Source records:
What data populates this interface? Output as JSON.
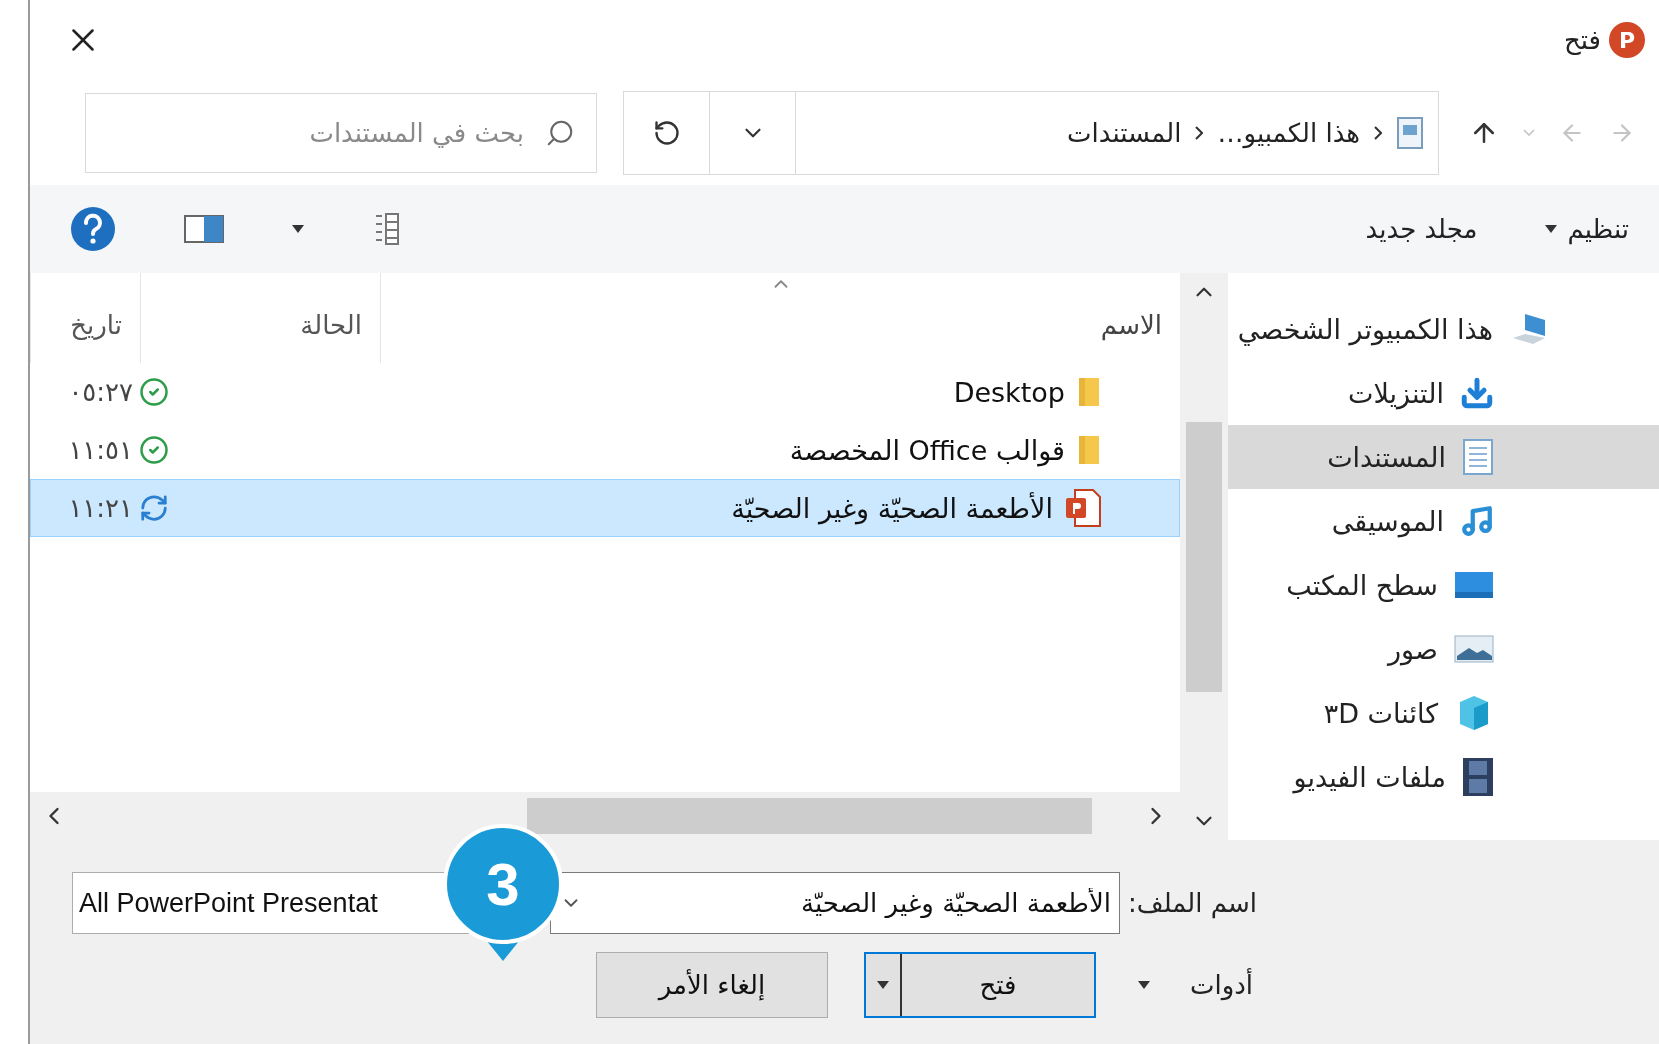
{
  "window": {
    "title": "فتح",
    "app_letter": "P"
  },
  "navigation": {
    "forward_disabled": true,
    "back_disabled": true,
    "recent_disabled": true,
    "up_disabled": false
  },
  "breadcrumb": [
    {
      "label": "هذا الكمبيو…"
    },
    {
      "label": "المستندات"
    }
  ],
  "search": {
    "placeholder": "بحث في المستندات"
  },
  "toolbar": {
    "organize": "تنظيم",
    "new_folder": "مجلد جديد"
  },
  "columns": [
    {
      "label": "الاسم",
      "sorted": true
    },
    {
      "label": "الحالة",
      "sorted": false
    },
    {
      "label": "تاريخ",
      "sorted": false
    }
  ],
  "files": [
    {
      "name": "Desktop",
      "kind": "folder",
      "synced": true,
      "date": "٠٥:٢٧",
      "selected": false
    },
    {
      "name": "قوالب Office المخصصة",
      "kind": "folder",
      "synced": true,
      "date": "١١:٥١",
      "selected": false
    },
    {
      "name": "الأطعمة الصحيّة وغير الصحيّة",
      "kind": "presentation",
      "synced": false,
      "date": "١١:٢١",
      "selected": true
    }
  ],
  "sidebar": {
    "items": [
      {
        "label": "هذا الكمبيوتر الشخصي",
        "kind": "computer",
        "selected": false
      },
      {
        "label": "التنزيلات",
        "kind": "downloads",
        "selected": false
      },
      {
        "label": "المستندات",
        "kind": "documents",
        "selected": true
      },
      {
        "label": "الموسيقى",
        "kind": "music",
        "selected": false
      },
      {
        "label": "سطح المكتب",
        "kind": "desktop",
        "selected": false
      },
      {
        "label": "صور",
        "kind": "pictures",
        "selected": false
      },
      {
        "label": "كائنات ٣D",
        "kind": "objects",
        "selected": false
      },
      {
        "label": "ملفات الفيديو",
        "kind": "videos",
        "selected": false
      }
    ]
  },
  "file_name": {
    "label": "اسم الملف:",
    "value": "الأطعمة الصحيّة وغير الصحيّة"
  },
  "file_type": {
    "value": "All PowerPoint Presentat"
  },
  "tools": "أدوات",
  "open_button": {
    "label": "فتح",
    "focused": true
  },
  "cancel_button": {
    "label": "إلغاء الأمر"
  },
  "callout": {
    "number": "3"
  }
}
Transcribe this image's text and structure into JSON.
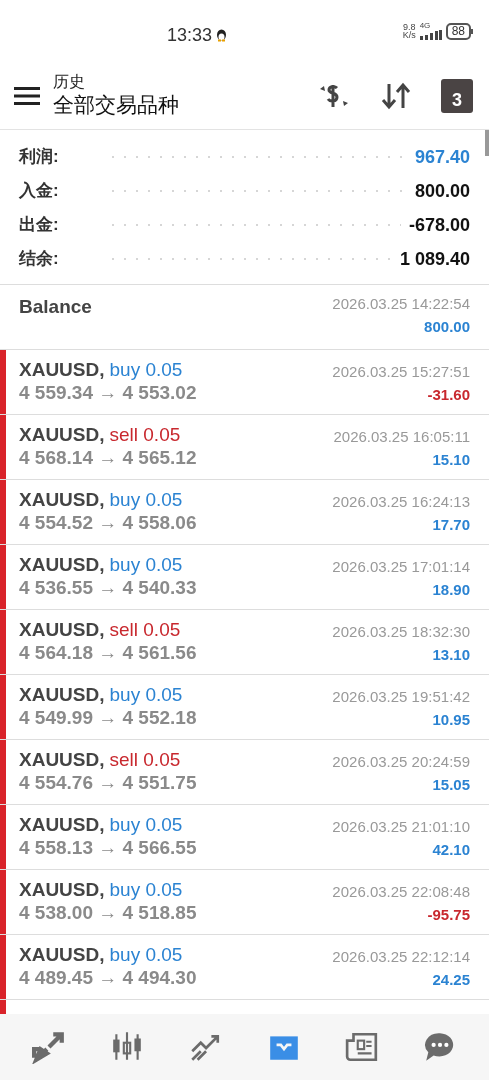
{
  "status_bar": {
    "time": "13:33",
    "net_speed_value": "9.8",
    "net_speed_unit": "K/s",
    "network": "4G",
    "battery": "88"
  },
  "header": {
    "subtitle": "历史",
    "title": "全部交易品种",
    "calendar_day": "3"
  },
  "summary": [
    {
      "label": "利润:",
      "value": "967.40",
      "highlight": true
    },
    {
      "label": "入金:",
      "value": "800.00",
      "highlight": false
    },
    {
      "label": "出金:",
      "value": "-678.00",
      "highlight": false
    },
    {
      "label": "结余:",
      "value": "1 089.40",
      "highlight": false
    }
  ],
  "balance": {
    "title": "Balance",
    "time": "2026.03.25 14:22:54",
    "amount": "800.00"
  },
  "trades": [
    {
      "symbol": "XAUUSD,",
      "kind": "buy",
      "order": "buy 0.05",
      "prices": "4 559.34 → 4 553.02",
      "time": "2026.03.25 15:27:51",
      "profit": "-31.60",
      "loss": true
    },
    {
      "symbol": "XAUUSD,",
      "kind": "sell",
      "order": "sell 0.05",
      "prices": "4 568.14 → 4 565.12",
      "time": "2026.03.25 16:05:11",
      "profit": "15.10",
      "loss": false
    },
    {
      "symbol": "XAUUSD,",
      "kind": "buy",
      "order": "buy 0.05",
      "prices": "4 554.52 → 4 558.06",
      "time": "2026.03.25 16:24:13",
      "profit": "17.70",
      "loss": false
    },
    {
      "symbol": "XAUUSD,",
      "kind": "buy",
      "order": "buy 0.05",
      "prices": "4 536.55 → 4 540.33",
      "time": "2026.03.25 17:01:14",
      "profit": "18.90",
      "loss": false
    },
    {
      "symbol": "XAUUSD,",
      "kind": "sell",
      "order": "sell 0.05",
      "prices": "4 564.18 → 4 561.56",
      "time": "2026.03.25 18:32:30",
      "profit": "13.10",
      "loss": false
    },
    {
      "symbol": "XAUUSD,",
      "kind": "buy",
      "order": "buy 0.05",
      "prices": "4 549.99 → 4 552.18",
      "time": "2026.03.25 19:51:42",
      "profit": "10.95",
      "loss": false
    },
    {
      "symbol": "XAUUSD,",
      "kind": "sell",
      "order": "sell 0.05",
      "prices": "4 554.76 → 4 551.75",
      "time": "2026.03.25 20:24:59",
      "profit": "15.05",
      "loss": false
    },
    {
      "symbol": "XAUUSD,",
      "kind": "buy",
      "order": "buy 0.05",
      "prices": "4 558.13 → 4 566.55",
      "time": "2026.03.25 21:01:10",
      "profit": "42.10",
      "loss": false
    },
    {
      "symbol": "XAUUSD,",
      "kind": "buy",
      "order": "buy 0.05",
      "prices": "4 538.00 → 4 518.85",
      "time": "2026.03.25 22:08:48",
      "profit": "-95.75",
      "loss": true
    },
    {
      "symbol": "XAUUSD,",
      "kind": "buy",
      "order": "buy 0.05",
      "prices": "4 489.45 → 4 494.30",
      "time": "2026.03.25 22:12:14",
      "profit": "24.25",
      "loss": false
    }
  ],
  "bottom_nav": [
    {
      "kind": "trade",
      "selected": false
    },
    {
      "kind": "chart",
      "selected": false
    },
    {
      "kind": "trend",
      "selected": false
    },
    {
      "kind": "history",
      "selected": true
    },
    {
      "kind": "news",
      "selected": false
    },
    {
      "kind": "chat",
      "selected": false
    }
  ]
}
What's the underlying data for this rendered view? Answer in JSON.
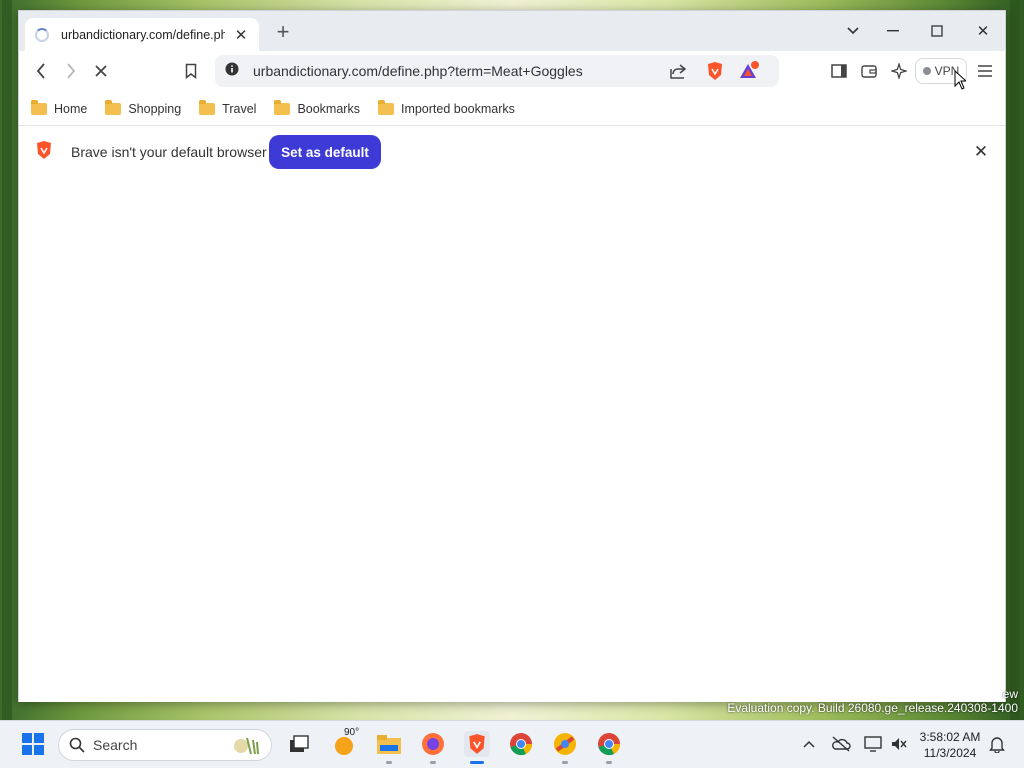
{
  "browser": {
    "tab": {
      "title": "urbandictionary.com/define.php?term=Meat+Goggles"
    },
    "omnibox": {
      "url": "urbandictionary.com/define.php?term=Meat+Goggles"
    },
    "vpn_label": "VPN",
    "notification_count": "1"
  },
  "bookmarks": [
    {
      "label": "Home"
    },
    {
      "label": "Shopping"
    },
    {
      "label": "Travel"
    },
    {
      "label": "Bookmarks"
    },
    {
      "label": "Imported bookmarks"
    }
  ],
  "infobar": {
    "message": "Brave isn't your default browser",
    "button": "Set as default"
  },
  "taskbar": {
    "search_placeholder": "Search",
    "weather_temp": "90°",
    "time": "3:58:02 AM",
    "date": "11/3/2024"
  },
  "desktop": {
    "watermark_line1": "ew",
    "watermark_line2": "Evaluation copy. Build 26080.ge_release.240308-1400"
  },
  "colors": {
    "brave_orange": "#fb542b",
    "accent_button": "#3e3ad6"
  }
}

| What to do |
Print out the whole of the material word for word, without pictures.

| Answer |
What data populates this interface? Output as JSON.
{
  "window": {
    "title": "فتح",
    "app_letter": "P"
  },
  "navigation": {
    "forward_disabled": true,
    "back_disabled": true,
    "recent_disabled": true,
    "up_disabled": false
  },
  "breadcrumb": [
    {
      "label": "هذا الكمبيو…"
    },
    {
      "label": "المستندات"
    }
  ],
  "search": {
    "placeholder": "بحث في المستندات"
  },
  "toolbar": {
    "organize": "تنظيم",
    "new_folder": "مجلد جديد"
  },
  "columns": [
    {
      "label": "الاسم",
      "sorted": true
    },
    {
      "label": "الحالة",
      "sorted": false
    },
    {
      "label": "تاريخ",
      "sorted": false
    }
  ],
  "files": [
    {
      "name": "Desktop",
      "kind": "folder",
      "synced": true,
      "date": "٠٥:٢٧",
      "selected": false
    },
    {
      "name": "قوالب Office المخصصة",
      "kind": "folder",
      "synced": true,
      "date": "١١:٥١",
      "selected": false
    },
    {
      "name": "الأطعمة الصحيّة وغير الصحيّة",
      "kind": "presentation",
      "synced": false,
      "date": "١١:٢١",
      "selected": true
    }
  ],
  "sidebar": {
    "items": [
      {
        "label": "هذا الكمبيوتر الشخصي",
        "kind": "computer",
        "selected": false
      },
      {
        "label": "التنزيلات",
        "kind": "downloads",
        "selected": false
      },
      {
        "label": "المستندات",
        "kind": "documents",
        "selected": true
      },
      {
        "label": "الموسيقى",
        "kind": "music",
        "selected": false
      },
      {
        "label": "سطح المكتب",
        "kind": "desktop",
        "selected": false
      },
      {
        "label": "صور",
        "kind": "pictures",
        "selected": false
      },
      {
        "label": "كائنات ٣D",
        "kind": "objects",
        "selected": false
      },
      {
        "label": "ملفات الفيديو",
        "kind": "videos",
        "selected": false
      }
    ]
  },
  "file_name": {
    "label": "اسم الملف:",
    "value": "الأطعمة الصحيّة وغير الصحيّة"
  },
  "file_type": {
    "value": "All PowerPoint Presentat"
  },
  "tools": "أدوات",
  "open_button": {
    "label": "فتح",
    "focused": true
  },
  "cancel_button": {
    "label": "إلغاء الأمر"
  },
  "callout": {
    "number": "3"
  }
}
Transcribe this image's text and structure into JSON.
{
  "status_bar": {
    "time": "13:33",
    "net_speed_value": "9.8",
    "net_speed_unit": "K/s",
    "network": "4G",
    "battery": "88"
  },
  "header": {
    "subtitle": "历史",
    "title": "全部交易品种",
    "calendar_day": "3"
  },
  "summary": [
    {
      "label": "利润:",
      "value": "967.40",
      "highlight": true
    },
    {
      "label": "入金:",
      "value": "800.00",
      "highlight": false
    },
    {
      "label": "出金:",
      "value": "-678.00",
      "highlight": false
    },
    {
      "label": "结余:",
      "value": "1 089.40",
      "highlight": false
    }
  ],
  "balance": {
    "title": "Balance",
    "time": "2026.03.25 14:22:54",
    "amount": "800.00"
  },
  "trades": [
    {
      "symbol": "XAUUSD,",
      "kind": "buy",
      "order": "buy 0.05",
      "prices": "4 559.34 → 4 553.02",
      "time": "2026.03.25 15:27:51",
      "profit": "-31.60",
      "loss": true
    },
    {
      "symbol": "XAUUSD,",
      "kind": "sell",
      "order": "sell 0.05",
      "prices": "4 568.14 → 4 565.12",
      "time": "2026.03.25 16:05:11",
      "profit": "15.10",
      "loss": false
    },
    {
      "symbol": "XAUUSD,",
      "kind": "buy",
      "order": "buy 0.05",
      "prices": "4 554.52 → 4 558.06",
      "time": "2026.03.25 16:24:13",
      "profit": "17.70",
      "loss": false
    },
    {
      "symbol": "XAUUSD,",
      "kind": "buy",
      "order": "buy 0.05",
      "prices": "4 536.55 → 4 540.33",
      "time": "2026.03.25 17:01:14",
      "profit": "18.90",
      "loss": false
    },
    {
      "symbol": "XAUUSD,",
      "kind": "sell",
      "order": "sell 0.05",
      "prices": "4 564.18 → 4 561.56",
      "time": "2026.03.25 18:32:30",
      "profit": "13.10",
      "loss": false
    },
    {
      "symbol": "XAUUSD,",
      "kind": "buy",
      "order": "buy 0.05",
      "prices": "4 549.99 → 4 552.18",
      "time": "2026.03.25 19:51:42",
      "profit": "10.95",
      "loss": false
    },
    {
      "symbol": "XAUUSD,",
      "kind": "sell",
      "order": "sell 0.05",
      "prices": "4 554.76 → 4 551.75",
      "time": "2026.03.25 20:24:59",
      "profit": "15.05",
      "loss": false
    },
    {
      "symbol": "XAUUSD,",
      "kind": "buy",
      "order": "buy 0.05",
      "prices": "4 558.13 → 4 566.55",
      "time": "2026.03.25 21:01:10",
      "profit": "42.10",
      "loss": false
    },
    {
      "symbol": "XAUUSD,",
      "kind": "buy",
      "order": "buy 0.05",
      "prices": "4 538.00 → 4 518.85",
      "time": "2026.03.25 22:08:48",
      "profit": "-95.75",
      "loss": true
    },
    {
      "symbol": "XAUUSD,",
      "kind": "buy",
      "order": "buy 0.05",
      "prices": "4 489.45 → 4 494.30",
      "time": "2026.03.25 22:12:14",
      "profit": "24.25",
      "loss": false
    }
  ],
  "bottom_nav": [
    {
      "kind": "trade",
      "selected": false
    },
    {
      "kind": "chart",
      "selected": false
    },
    {
      "kind": "trend",
      "selected": false
    },
    {
      "kind": "history",
      "selected": true
    },
    {
      "kind": "news",
      "selected": false
    },
    {
      "kind": "chat",
      "selected": false
    }
  ]
}
What's the underlying data for this rendered view? Answer in JSON.
{
  "browser": {
    "tab": {
      "title": "urbandictionary.com/define.php?term=Meat+Goggles"
    },
    "omnibox": {
      "url": "urbandictionary.com/define.php?term=Meat+Goggles"
    },
    "vpn_label": "VPN",
    "notification_count": "1"
  },
  "bookmarks": [
    {
      "label": "Home"
    },
    {
      "label": "Shopping"
    },
    {
      "label": "Travel"
    },
    {
      "label": "Bookmarks"
    },
    {
      "label": "Imported bookmarks"
    }
  ],
  "infobar": {
    "message": "Brave isn't your default browser",
    "button": "Set as default"
  },
  "taskbar": {
    "search_placeholder": "Search",
    "weather_temp": "90°",
    "time": "3:58:02 AM",
    "date": "11/3/2024"
  },
  "desktop": {
    "watermark_line1": "ew",
    "watermark_line2": "Evaluation copy. Build 26080.ge_release.240308-1400"
  },
  "colors": {
    "brave_orange": "#fb542b",
    "accent_button": "#3e3ad6"
  }
}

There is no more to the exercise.